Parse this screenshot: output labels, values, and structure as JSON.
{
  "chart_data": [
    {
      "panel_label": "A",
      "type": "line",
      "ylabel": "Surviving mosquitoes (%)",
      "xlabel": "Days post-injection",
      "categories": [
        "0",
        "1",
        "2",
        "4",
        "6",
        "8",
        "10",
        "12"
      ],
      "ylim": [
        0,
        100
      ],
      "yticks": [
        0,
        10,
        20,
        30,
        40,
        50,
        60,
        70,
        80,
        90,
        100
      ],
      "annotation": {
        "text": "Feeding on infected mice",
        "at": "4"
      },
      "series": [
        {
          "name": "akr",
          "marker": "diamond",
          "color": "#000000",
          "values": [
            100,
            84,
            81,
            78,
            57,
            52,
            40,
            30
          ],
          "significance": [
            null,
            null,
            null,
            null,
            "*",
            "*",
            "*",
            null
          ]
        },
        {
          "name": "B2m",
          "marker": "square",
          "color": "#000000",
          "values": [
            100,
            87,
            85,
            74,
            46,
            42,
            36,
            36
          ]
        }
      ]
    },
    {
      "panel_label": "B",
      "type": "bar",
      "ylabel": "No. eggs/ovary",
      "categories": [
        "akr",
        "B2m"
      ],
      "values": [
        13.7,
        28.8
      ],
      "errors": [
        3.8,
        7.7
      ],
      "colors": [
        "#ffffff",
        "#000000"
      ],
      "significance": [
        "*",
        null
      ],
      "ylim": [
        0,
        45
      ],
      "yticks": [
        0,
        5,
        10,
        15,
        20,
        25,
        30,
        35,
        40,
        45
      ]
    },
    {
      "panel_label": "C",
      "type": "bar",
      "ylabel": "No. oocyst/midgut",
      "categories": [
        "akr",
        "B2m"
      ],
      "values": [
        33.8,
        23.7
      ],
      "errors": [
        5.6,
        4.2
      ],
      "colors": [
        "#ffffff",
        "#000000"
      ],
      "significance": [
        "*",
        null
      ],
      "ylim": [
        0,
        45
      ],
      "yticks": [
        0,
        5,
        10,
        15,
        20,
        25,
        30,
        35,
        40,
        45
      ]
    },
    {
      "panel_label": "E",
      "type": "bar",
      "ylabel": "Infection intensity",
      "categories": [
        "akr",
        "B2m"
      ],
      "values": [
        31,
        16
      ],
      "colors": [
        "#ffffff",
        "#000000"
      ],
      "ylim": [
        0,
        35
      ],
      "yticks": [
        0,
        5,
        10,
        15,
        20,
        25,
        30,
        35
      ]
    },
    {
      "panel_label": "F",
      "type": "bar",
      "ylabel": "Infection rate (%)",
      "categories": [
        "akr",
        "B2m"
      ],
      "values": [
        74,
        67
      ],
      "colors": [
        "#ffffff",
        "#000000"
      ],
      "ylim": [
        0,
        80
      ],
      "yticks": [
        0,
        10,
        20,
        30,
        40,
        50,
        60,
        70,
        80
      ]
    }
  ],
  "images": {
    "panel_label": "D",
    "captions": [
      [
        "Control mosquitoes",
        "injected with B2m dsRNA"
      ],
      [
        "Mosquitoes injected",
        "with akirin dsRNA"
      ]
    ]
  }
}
:::::
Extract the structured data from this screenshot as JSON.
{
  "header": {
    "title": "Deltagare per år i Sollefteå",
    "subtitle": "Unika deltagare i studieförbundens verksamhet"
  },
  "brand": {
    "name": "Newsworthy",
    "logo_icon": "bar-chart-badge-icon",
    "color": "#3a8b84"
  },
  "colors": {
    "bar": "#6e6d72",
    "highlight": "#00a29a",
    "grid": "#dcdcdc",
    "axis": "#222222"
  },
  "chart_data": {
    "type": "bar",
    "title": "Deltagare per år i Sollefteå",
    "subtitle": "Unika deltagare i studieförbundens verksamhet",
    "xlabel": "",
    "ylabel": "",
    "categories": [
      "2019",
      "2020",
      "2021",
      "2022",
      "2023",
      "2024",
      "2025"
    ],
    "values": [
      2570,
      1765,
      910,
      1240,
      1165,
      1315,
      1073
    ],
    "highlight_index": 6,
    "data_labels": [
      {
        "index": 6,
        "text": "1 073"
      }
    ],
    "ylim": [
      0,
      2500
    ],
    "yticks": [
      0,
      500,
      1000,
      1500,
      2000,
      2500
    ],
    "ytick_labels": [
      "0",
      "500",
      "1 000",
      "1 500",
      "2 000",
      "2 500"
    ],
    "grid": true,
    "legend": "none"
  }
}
:::::
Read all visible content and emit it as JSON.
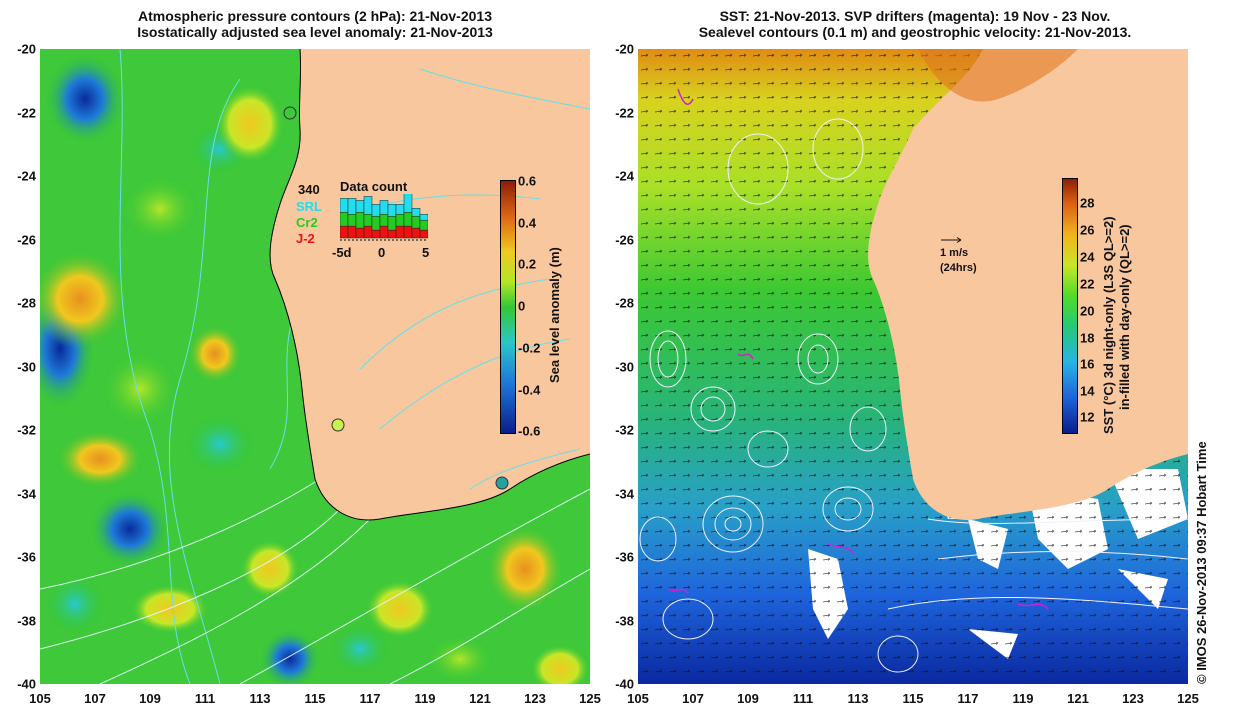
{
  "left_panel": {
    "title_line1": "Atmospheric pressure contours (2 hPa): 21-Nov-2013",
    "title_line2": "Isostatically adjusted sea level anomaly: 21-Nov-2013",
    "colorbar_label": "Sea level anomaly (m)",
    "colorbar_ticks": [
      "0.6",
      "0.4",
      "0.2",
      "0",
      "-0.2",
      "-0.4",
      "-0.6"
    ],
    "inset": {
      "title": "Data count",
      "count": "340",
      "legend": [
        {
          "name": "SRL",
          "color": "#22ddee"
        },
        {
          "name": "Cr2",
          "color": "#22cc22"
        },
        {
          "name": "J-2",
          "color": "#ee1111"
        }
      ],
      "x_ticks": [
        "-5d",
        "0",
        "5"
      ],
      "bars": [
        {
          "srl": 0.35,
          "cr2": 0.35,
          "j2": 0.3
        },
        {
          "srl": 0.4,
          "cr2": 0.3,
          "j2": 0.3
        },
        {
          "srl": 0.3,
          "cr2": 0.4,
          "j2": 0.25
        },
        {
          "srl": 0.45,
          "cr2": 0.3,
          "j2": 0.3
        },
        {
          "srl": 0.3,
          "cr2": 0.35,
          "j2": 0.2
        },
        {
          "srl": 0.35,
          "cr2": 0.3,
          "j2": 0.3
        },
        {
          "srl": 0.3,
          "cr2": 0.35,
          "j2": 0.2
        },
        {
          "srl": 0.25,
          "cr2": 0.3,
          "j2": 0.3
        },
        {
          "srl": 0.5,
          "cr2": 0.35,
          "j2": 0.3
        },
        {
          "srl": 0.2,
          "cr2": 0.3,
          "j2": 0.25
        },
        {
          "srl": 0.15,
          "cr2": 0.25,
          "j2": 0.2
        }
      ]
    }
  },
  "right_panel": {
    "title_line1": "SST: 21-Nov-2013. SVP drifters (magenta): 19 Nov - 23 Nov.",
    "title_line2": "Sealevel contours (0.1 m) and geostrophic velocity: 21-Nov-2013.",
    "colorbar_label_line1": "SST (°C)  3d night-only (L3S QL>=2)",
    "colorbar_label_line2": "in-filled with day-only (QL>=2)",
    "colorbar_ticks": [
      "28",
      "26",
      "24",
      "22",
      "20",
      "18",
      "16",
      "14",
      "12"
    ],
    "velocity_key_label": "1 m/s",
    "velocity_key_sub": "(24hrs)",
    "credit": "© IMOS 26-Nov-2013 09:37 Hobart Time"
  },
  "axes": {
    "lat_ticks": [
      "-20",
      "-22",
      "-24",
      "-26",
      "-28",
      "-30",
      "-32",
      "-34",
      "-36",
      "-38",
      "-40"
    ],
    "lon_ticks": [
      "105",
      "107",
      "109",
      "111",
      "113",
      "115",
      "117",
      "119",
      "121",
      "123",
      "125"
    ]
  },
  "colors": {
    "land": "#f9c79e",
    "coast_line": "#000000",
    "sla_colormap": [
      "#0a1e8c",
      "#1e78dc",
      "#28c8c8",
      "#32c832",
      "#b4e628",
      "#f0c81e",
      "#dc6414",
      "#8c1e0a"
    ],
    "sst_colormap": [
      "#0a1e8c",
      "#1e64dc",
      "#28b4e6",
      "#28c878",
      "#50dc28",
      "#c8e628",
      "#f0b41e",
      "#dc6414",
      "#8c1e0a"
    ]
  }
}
:::::
* [STATED GOAL]:
Determine how many of the lines above hold the word "Infection", and output that number by itself.

* [WRITTEN RESPONSE]:
2